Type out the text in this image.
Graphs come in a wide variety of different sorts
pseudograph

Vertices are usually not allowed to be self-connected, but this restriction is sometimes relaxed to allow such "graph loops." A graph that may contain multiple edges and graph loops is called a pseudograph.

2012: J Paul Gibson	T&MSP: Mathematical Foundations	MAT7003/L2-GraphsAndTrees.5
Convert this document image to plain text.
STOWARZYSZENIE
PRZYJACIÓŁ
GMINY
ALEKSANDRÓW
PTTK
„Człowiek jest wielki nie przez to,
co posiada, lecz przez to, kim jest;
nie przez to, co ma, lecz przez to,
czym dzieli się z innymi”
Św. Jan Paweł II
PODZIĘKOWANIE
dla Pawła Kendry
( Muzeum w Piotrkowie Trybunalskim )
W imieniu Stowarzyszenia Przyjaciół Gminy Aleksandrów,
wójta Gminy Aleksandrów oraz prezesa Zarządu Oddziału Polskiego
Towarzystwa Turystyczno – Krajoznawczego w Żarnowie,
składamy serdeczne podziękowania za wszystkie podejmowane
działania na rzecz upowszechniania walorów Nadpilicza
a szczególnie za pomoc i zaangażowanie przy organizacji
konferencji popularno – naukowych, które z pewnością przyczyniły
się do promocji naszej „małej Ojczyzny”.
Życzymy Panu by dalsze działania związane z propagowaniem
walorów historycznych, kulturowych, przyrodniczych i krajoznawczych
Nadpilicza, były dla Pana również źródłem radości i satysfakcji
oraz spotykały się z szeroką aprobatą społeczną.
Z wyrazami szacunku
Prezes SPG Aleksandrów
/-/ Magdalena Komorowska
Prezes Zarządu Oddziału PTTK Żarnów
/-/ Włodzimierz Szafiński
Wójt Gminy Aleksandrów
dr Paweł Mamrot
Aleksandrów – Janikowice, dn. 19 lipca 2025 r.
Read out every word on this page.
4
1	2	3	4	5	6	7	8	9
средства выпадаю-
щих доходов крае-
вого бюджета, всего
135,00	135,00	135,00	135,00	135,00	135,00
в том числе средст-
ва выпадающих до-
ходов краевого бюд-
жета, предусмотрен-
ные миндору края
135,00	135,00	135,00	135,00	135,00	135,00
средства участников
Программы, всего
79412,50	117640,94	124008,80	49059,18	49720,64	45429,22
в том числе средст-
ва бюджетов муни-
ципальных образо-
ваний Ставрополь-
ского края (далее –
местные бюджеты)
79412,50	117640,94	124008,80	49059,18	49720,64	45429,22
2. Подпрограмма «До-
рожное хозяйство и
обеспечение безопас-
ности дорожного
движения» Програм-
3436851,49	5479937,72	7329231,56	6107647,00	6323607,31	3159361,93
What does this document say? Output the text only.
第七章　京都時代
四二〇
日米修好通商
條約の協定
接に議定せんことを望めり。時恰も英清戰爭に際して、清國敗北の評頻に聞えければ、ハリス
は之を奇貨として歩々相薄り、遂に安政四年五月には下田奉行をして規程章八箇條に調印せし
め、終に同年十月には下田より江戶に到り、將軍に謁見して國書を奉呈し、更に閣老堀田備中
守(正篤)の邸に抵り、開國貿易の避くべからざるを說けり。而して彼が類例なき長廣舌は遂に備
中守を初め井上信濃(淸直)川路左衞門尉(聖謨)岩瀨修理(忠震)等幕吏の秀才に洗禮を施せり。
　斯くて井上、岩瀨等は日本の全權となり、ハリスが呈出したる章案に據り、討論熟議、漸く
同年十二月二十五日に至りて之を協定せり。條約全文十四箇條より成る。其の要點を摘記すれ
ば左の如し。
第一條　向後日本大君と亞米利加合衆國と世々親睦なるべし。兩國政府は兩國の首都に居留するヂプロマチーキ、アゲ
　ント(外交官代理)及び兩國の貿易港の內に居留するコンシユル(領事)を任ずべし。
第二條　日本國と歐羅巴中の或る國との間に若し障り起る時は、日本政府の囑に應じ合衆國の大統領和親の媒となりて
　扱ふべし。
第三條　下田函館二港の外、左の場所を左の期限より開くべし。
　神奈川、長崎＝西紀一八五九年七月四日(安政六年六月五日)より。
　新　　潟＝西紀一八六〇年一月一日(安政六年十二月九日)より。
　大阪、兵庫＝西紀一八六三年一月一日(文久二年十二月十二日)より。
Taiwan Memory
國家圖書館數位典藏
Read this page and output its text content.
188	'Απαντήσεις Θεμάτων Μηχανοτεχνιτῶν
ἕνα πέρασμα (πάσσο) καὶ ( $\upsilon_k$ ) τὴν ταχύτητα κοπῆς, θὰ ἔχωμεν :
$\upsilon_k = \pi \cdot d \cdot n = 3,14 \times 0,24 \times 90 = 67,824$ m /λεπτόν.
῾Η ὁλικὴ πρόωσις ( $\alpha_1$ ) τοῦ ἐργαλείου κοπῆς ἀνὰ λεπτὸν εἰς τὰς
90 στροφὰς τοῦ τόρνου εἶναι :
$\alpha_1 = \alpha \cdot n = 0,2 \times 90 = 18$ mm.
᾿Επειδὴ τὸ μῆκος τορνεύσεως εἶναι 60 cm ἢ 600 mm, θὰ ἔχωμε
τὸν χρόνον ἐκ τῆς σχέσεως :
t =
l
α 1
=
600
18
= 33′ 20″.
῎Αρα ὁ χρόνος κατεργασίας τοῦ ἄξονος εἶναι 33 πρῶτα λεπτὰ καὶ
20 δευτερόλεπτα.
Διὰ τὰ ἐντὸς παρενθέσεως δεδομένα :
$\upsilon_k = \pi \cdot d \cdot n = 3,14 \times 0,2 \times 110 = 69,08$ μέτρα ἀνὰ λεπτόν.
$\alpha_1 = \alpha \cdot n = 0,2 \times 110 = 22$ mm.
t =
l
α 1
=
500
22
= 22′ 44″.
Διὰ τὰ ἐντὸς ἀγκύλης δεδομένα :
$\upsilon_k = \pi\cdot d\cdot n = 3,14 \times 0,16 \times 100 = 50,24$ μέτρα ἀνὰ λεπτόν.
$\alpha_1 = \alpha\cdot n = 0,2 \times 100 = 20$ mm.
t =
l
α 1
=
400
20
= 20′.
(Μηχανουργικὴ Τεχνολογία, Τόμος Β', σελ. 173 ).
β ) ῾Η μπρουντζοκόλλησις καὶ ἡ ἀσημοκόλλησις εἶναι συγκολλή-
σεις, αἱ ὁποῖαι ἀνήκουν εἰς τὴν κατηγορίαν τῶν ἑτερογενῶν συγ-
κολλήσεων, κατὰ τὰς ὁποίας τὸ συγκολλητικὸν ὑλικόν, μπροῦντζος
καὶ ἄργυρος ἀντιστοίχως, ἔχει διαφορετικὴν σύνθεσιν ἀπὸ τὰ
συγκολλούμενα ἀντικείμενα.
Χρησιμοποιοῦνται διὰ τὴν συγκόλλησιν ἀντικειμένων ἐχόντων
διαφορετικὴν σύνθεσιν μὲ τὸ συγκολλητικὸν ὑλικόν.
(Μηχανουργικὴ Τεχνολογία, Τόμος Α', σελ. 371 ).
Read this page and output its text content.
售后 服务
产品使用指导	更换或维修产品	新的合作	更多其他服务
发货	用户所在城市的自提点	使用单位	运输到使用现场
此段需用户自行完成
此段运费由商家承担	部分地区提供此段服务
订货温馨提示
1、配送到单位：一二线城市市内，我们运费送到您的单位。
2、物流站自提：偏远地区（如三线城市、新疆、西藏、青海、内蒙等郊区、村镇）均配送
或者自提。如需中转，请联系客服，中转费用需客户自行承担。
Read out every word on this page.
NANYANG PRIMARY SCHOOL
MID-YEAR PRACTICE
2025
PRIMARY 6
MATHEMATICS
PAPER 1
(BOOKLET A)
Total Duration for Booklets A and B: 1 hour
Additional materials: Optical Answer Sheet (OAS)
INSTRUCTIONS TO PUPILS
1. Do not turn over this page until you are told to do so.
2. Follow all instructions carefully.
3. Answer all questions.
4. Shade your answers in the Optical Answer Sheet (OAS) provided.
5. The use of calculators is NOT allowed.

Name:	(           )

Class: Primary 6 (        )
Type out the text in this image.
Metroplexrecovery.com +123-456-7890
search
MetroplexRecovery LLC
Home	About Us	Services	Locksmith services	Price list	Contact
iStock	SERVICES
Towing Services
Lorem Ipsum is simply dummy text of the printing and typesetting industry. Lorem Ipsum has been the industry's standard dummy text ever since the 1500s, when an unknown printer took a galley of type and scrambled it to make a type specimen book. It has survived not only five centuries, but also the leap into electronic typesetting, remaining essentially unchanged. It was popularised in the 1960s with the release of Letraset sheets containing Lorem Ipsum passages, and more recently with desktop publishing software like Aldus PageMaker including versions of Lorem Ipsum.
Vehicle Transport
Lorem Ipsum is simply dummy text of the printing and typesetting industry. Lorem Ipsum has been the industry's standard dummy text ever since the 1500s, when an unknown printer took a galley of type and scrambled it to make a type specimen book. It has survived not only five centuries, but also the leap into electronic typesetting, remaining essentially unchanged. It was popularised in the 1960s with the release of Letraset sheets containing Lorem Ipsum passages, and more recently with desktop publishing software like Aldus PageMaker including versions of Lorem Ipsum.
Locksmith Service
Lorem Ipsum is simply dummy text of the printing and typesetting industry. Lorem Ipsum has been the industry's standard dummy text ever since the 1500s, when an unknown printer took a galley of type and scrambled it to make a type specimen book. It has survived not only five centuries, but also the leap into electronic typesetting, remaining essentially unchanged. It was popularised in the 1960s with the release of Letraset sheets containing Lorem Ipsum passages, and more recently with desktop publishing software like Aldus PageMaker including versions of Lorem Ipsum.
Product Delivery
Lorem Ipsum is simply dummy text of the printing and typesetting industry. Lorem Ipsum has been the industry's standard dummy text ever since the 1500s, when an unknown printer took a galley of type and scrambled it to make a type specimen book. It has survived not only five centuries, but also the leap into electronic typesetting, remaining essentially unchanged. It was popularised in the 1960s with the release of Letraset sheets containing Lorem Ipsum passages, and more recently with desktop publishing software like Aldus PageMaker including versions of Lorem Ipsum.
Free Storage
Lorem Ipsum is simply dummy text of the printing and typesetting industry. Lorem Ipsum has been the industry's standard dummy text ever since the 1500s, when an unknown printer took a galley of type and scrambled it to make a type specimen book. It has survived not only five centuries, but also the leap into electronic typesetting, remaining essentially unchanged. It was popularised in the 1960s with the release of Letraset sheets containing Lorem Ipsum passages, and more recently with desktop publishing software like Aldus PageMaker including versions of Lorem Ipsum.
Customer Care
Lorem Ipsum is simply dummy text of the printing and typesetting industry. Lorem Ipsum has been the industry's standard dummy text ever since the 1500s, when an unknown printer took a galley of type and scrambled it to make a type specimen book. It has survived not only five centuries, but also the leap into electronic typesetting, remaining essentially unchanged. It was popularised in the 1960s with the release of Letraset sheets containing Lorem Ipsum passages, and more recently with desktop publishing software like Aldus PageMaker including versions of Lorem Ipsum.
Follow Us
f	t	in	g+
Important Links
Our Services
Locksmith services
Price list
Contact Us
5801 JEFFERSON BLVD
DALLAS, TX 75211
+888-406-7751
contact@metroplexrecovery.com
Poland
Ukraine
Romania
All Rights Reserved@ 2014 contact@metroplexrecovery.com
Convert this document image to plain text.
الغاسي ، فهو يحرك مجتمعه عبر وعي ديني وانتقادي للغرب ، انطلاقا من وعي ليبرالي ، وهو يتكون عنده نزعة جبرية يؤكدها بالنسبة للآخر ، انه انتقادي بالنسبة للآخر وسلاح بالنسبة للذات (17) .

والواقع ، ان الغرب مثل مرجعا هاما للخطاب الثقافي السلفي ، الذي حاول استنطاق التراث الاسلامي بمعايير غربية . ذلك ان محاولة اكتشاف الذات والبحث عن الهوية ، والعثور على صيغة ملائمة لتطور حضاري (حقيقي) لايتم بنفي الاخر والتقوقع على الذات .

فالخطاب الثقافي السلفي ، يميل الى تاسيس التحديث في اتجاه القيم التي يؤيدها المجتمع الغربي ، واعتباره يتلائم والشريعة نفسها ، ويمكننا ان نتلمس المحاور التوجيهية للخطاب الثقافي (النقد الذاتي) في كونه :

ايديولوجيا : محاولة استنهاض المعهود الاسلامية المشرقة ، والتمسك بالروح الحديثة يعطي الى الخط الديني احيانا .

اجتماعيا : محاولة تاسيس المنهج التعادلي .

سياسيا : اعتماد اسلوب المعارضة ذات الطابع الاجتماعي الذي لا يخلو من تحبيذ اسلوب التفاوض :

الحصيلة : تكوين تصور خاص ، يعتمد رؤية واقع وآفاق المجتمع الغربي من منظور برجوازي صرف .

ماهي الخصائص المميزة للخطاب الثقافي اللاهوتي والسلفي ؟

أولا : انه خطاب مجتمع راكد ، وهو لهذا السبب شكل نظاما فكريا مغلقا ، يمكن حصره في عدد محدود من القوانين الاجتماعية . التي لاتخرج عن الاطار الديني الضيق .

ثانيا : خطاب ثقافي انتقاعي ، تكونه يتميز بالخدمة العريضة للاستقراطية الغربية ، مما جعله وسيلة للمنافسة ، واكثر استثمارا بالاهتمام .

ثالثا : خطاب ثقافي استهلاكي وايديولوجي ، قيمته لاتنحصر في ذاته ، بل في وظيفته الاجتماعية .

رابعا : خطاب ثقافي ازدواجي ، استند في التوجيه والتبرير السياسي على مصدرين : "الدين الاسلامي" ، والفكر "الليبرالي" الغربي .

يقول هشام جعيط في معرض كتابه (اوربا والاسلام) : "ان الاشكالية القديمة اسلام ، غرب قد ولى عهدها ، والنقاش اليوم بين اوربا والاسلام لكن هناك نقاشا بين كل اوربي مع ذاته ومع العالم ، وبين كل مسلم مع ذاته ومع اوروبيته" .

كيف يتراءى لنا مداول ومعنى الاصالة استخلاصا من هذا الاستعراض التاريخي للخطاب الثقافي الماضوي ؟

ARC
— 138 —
═══
Given task: Find every line in the records that contains the word "التي"; copy those lines.

Answer below:
فالخطاب الثقافي السلفي ، يميل الى تاسيس التحديث في اتجاه القيم التي يؤيدها المجتمع الغربي ، واعتباره يتلائم والشريعة نفسها ، ويمكننا ان نتلمس المحاور التوجيهية للخطاب الثقافي (النقد الذاتي) في كونه :
أولا : انه خطاب مجتمع راكد ، وهو لهذا السبب شكل نظاما فكريا مغلقا ، يمكن حصره في عدد محدود من القوانين الاجتماعية . التي لاتخرج عن الاطار الديني الضيق .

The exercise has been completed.